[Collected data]
○ ○ ○ ○ ○ ○ ○

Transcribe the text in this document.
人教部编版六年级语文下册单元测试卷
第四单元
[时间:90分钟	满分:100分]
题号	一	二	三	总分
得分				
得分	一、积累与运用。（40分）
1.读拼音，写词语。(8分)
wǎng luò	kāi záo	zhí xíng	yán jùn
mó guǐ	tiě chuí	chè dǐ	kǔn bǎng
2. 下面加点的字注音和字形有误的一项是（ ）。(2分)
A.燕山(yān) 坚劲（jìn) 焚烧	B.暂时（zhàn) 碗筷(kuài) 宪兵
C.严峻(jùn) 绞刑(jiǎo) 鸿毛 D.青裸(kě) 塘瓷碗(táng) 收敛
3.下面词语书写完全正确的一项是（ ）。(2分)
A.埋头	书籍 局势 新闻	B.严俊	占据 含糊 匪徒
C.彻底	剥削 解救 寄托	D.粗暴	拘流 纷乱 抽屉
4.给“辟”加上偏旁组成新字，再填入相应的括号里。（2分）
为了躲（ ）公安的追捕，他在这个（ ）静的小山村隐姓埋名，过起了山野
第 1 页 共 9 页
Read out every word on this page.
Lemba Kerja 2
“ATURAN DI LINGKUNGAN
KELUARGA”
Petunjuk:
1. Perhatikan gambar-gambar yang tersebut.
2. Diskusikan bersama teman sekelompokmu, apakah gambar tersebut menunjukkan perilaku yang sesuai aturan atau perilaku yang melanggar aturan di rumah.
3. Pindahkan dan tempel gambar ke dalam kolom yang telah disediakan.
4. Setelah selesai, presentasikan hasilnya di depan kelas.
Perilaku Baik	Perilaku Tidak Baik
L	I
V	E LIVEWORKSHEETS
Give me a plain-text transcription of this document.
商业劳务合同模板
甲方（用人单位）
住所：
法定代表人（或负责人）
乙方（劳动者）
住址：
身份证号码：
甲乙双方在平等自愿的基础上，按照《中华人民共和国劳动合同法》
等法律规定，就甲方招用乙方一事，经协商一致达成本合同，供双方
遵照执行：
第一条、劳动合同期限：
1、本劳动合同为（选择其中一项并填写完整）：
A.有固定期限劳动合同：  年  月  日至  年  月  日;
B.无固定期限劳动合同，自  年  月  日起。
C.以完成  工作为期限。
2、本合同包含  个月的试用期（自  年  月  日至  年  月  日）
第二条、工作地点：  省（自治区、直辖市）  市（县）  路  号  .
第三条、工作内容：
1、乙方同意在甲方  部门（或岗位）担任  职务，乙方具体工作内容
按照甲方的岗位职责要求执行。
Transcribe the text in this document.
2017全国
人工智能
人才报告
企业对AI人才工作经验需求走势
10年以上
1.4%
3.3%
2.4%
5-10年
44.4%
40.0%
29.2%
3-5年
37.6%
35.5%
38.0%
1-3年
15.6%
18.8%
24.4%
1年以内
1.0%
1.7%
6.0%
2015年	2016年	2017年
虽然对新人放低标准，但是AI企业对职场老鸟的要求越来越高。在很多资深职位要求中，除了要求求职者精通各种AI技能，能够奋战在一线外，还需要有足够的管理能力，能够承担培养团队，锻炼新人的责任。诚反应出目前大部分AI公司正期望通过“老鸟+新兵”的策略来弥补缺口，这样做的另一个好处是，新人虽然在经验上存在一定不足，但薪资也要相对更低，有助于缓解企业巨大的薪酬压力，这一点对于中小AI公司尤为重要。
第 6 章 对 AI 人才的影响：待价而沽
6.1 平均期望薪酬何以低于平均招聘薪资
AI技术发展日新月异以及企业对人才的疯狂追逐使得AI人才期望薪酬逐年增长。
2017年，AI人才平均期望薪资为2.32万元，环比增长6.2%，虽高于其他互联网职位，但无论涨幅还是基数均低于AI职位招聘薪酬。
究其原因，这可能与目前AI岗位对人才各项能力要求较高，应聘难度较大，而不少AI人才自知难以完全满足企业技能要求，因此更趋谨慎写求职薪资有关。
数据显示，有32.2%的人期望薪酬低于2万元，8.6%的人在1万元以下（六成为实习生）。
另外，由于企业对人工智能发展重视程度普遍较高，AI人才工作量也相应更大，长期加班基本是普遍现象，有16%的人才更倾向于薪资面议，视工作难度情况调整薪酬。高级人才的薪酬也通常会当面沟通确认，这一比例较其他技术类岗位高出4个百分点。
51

○ ○ ○ ○ ○ ○ ○

--- Required task ---
Only lines with the word "gambar" should be collected from the material.

--- Reply to the exercise ---
1. Perhatikan gambar-gambar yang tersebut.
2. Diskusikan bersama teman sekelompokmu, apakah gambar tersebut menunjukkan perilaku yang sesuai aturan atau perilaku yang melanggar aturan di rumah.
3. Pindahkan dan tempel gambar ke dalam kolom yang telah disediakan.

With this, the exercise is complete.